PROBLEM STATEMENT:
Please transcribe the listing below in full and word for word, without its pictures.

=== DATA EXCERPTS ===

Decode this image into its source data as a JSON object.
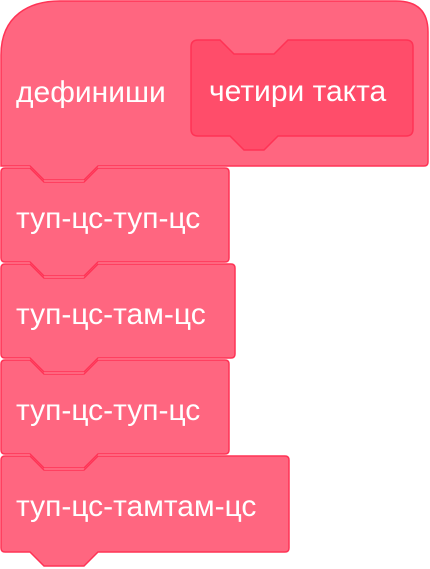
{
  "definition": {
    "keyword": "дефиниши",
    "name": "четири такта"
  },
  "blocks": [
    {
      "label": "туп-цс-туп-цс"
    },
    {
      "label": "туп-цс-там-цс"
    },
    {
      "label": "туп-цс-туп-цс"
    },
    {
      "label": "туп-цс-тамтам-цс"
    }
  ],
  "colors": {
    "block_fill": "#FF6680",
    "block_stroke": "#FF3355",
    "prototype_fill": "#FF4D6A",
    "text": "#FFFFFF"
  }
}
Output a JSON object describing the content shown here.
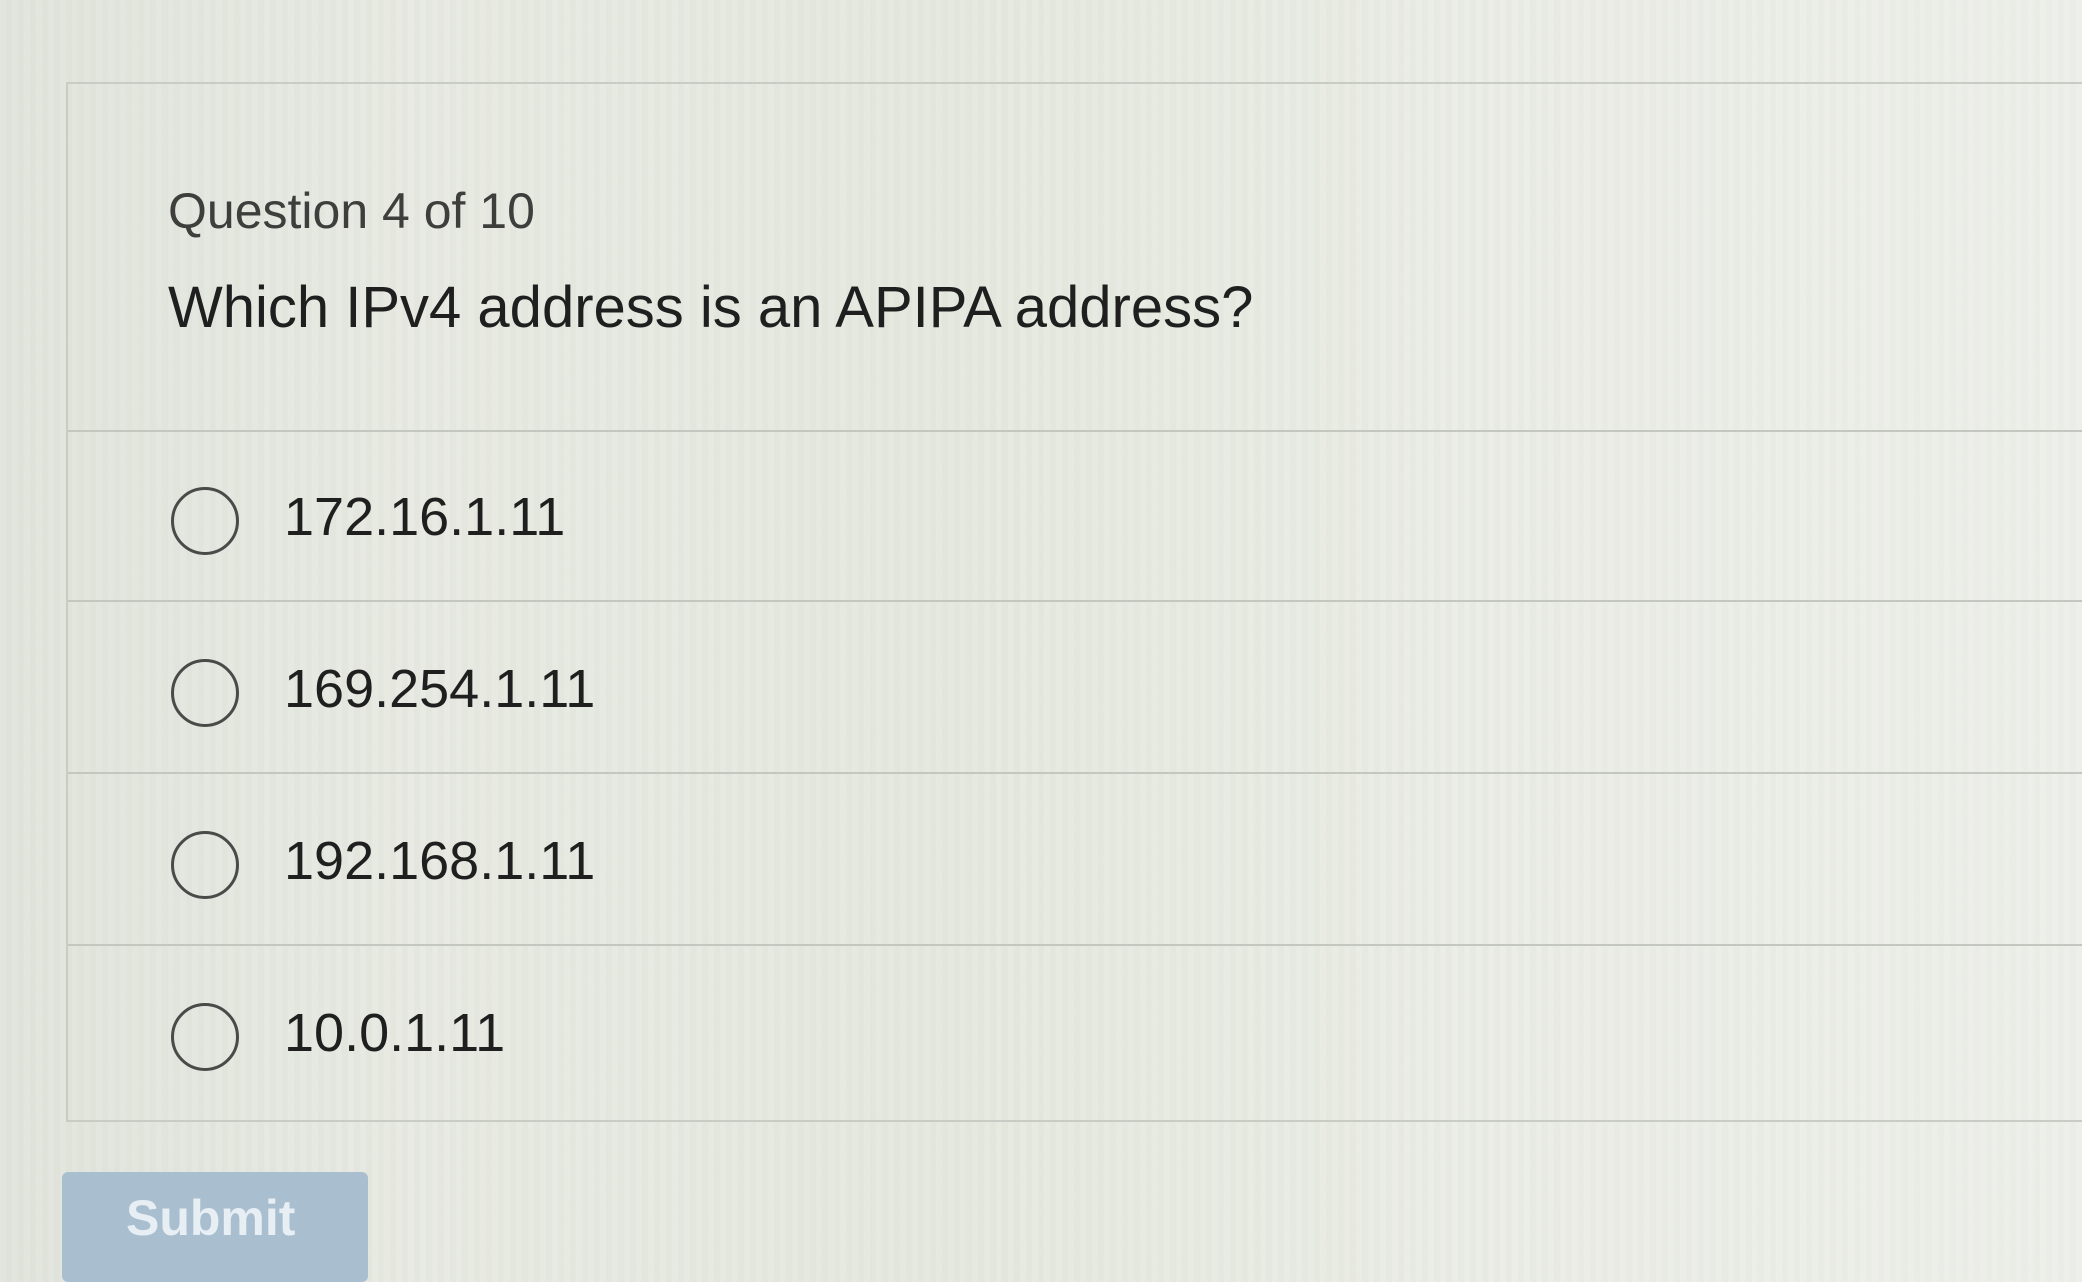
{
  "question": {
    "counter": "Question 4 of 10",
    "text": "Which IPv4 address is an APIPA address?"
  },
  "options": [
    {
      "label": "172.16.1.11",
      "selected": false
    },
    {
      "label": "169.254.1.11",
      "selected": false
    },
    {
      "label": "192.168.1.11",
      "selected": false
    },
    {
      "label": "10.0.1.11",
      "selected": false
    }
  ],
  "submit": {
    "label": "Submit",
    "state": "disabled"
  },
  "colors": {
    "submit_background": "#a9bfd0",
    "text": "#1e1f1e",
    "divider": "#c4c6c0"
  }
}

===

SOLUTION FOR THIS EXERCISE:
Decode this image into its source data as a JSON object.
{
  "definition": {
    "keyword": "дефиниши",
    "name": "четири такта"
  },
  "blocks": [
    {
      "label": "туп-цс-туп-цс"
    },
    {
      "label": "туп-цс-там-цс"
    },
    {
      "label": "туп-цс-туп-цс"
    },
    {
      "label": "туп-цс-тамтам-цс"
    }
  ],
  "colors": {
    "block_fill": "#FF6680",
    "block_stroke": "#FF3355",
    "prototype_fill": "#FF4D6A",
    "text": "#FFFFFF"
  }
}
Output a JSON object describing the content shown here.
{
  "question": {
    "counter": "Question 4 of 10",
    "text": "Which IPv4 address is an APIPA address?"
  },
  "options": [
    {
      "label": "172.16.1.11",
      "selected": false
    },
    {
      "label": "169.254.1.11",
      "selected": false
    },
    {
      "label": "192.168.1.11",
      "selected": false
    },
    {
      "label": "10.0.1.11",
      "selected": false
    }
  ],
  "submit": {
    "label": "Submit",
    "state": "disabled"
  },
  "colors": {
    "submit_background": "#a9bfd0",
    "text": "#1e1f1e",
    "divider": "#c4c6c0"
  }
}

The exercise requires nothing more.